- [Reading text]
────
Integrate/aggregate signals across spatial layers#

In this notebook, we will describe some usage principles for the aggregate method.

Let’s first import some useful libraries and create some dummy data to show the example.

%load_ext autoreload
%autoreload 2

%load_ext jupyter_black
import os

os.environ["USE_PYGEOS"] = "0"
import spatialdata_plot
from spatialdata.datasets import blobs
sdata = blobs()
sdata
SpatialData object with:
├── Images
│     ├── 'blobs_image': SpatialImage[cyx] (3, 512, 512)
│     └── 'blobs_multiscale_image': MultiscaleSpatialImage[cyx] (3, 512, 512), (3, 256, 256), (3, 128, 128)
├── Labels
│     ├── 'blobs_labels': SpatialImage[yx] (512, 512)
│     └── 'blobs_multiscale_labels': MultiscaleSpatialImage[yx] (512, 512), (256, 256), (128, 128)
├── Points
│     └── 'blobs_points': DataFrame with shape: (<Delayed>, 4) (2D points)
├── Shapes
│     ├── 'blobs_circles': GeoDataFrame shape: (5, 2) (2D shapes)
│     ├── 'blobs_multipolygons': GeoDataFrame shape: (2, 1) (2D shapes)
│     └── 'blobs_polygons': GeoDataFrame shape: (5, 1) (2D shapes)
────
- [Record list]
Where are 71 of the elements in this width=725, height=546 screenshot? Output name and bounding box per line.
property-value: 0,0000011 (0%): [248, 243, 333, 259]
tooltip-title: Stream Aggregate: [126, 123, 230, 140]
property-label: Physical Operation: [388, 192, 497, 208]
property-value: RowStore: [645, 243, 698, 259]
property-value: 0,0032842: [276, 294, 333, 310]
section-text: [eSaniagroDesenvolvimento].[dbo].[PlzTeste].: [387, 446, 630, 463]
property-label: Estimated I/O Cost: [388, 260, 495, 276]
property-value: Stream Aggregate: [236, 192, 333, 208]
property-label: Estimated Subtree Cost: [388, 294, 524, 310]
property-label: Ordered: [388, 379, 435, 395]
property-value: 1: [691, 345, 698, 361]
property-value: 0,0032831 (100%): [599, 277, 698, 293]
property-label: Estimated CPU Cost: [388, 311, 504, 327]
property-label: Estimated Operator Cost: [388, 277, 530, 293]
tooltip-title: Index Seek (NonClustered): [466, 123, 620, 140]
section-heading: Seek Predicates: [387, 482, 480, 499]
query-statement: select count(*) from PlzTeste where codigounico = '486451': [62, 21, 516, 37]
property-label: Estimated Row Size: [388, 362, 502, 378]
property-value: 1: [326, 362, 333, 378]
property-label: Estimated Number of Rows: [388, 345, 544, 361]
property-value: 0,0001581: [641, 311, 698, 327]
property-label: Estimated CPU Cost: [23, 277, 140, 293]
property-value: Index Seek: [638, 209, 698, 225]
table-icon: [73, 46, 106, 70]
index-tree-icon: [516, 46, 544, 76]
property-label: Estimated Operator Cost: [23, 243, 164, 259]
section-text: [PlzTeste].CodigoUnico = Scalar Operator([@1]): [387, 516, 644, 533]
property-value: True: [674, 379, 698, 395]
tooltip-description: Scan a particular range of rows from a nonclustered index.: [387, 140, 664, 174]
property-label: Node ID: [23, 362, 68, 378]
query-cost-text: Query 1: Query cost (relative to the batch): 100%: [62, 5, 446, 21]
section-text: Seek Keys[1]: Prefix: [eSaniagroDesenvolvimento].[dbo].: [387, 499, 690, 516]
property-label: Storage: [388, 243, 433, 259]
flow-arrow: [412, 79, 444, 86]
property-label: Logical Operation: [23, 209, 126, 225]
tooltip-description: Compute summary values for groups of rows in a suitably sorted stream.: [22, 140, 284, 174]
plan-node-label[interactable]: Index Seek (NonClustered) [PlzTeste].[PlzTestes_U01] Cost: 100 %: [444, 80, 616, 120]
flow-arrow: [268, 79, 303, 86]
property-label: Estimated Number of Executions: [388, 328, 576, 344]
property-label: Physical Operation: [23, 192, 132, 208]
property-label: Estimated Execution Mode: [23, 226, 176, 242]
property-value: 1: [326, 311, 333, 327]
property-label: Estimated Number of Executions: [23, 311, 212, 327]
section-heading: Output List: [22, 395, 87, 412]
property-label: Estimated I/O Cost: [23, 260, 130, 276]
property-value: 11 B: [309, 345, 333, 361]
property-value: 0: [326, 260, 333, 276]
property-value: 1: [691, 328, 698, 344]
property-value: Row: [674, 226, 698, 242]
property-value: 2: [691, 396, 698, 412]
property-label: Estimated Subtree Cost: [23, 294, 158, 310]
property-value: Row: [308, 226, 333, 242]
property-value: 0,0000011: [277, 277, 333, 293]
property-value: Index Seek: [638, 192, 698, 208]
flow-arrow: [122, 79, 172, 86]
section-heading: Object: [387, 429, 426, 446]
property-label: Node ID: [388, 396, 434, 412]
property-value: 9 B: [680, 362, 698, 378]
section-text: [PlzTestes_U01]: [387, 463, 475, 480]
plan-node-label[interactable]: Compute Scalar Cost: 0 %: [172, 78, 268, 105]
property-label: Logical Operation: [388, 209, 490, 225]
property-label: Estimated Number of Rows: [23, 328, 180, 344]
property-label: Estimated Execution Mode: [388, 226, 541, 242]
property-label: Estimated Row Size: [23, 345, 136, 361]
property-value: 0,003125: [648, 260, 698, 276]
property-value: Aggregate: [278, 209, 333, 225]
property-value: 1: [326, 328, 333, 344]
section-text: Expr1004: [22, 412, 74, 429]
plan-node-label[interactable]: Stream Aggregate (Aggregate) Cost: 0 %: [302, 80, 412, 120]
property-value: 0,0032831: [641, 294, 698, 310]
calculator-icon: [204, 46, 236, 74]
────
- [Jobs]
A) Answer these questions from the notebook on aggregating signals across spatial layers, one answer per line, marked the same way:
(i) Which method does the notebook describe usage principles for?
(ii) What value is assigned to the environment variable "USE_PYGEOS"?
(iii) What shape is reported for the GeoDataFrame 'blobs_circles'?
B) Carry on the notebook on aggregating signals across spatial layers from the point where it stops.

- [Answers provided]
A)
(i) The aggregate method.
(ii) "0"
(iii) (5, 2)

B)
└── Tables
      └── 'table': AnnData (26, 3)
with coordinate systems:
▸ 'global', with elements:
        blobs_image (Images), blobs_multiscale_image (Images), blobs_labels (Labels), blobs_multiscale_labels (Labels), blobs_points (Points), blobs_circles (Shapes), blobs_multipolygons (Shapes), blobs_polygons (Shapes)
import matplotlib.pyplot as plt

fig, axs = plt.subplots(ncols=3, figsize=(12, 3))

sdata.pl.render_images("blobs_image").pl.show(ax=axs[0])
sdata.pl.render_labels("blobs_labels").pl.show(ax=axs[1])
sdata.pl.render_points("blobs_points").pl.show(ax=axs[2])
../../../../_images/264a3161c9c2d4c85d169e3bb58c49b95969aa8777f5982424a87cdc7280e25c.png

We can do various type of aggregations:

  • aggregate images by labels

  • aggregate points by shapes

  • aggregate shapes by shapes

Aggregations between mixed raster and non-raster types are currently not supported (but will be).

The API function for aggregation is spatialdata.aggregate. It is also possible to perform aggregation using the convenience method spatialdata.SpatialData.aggregate, which simply calls the previous one and automatically fills some values (values_sdata and by_sdata) with self; we will see this below.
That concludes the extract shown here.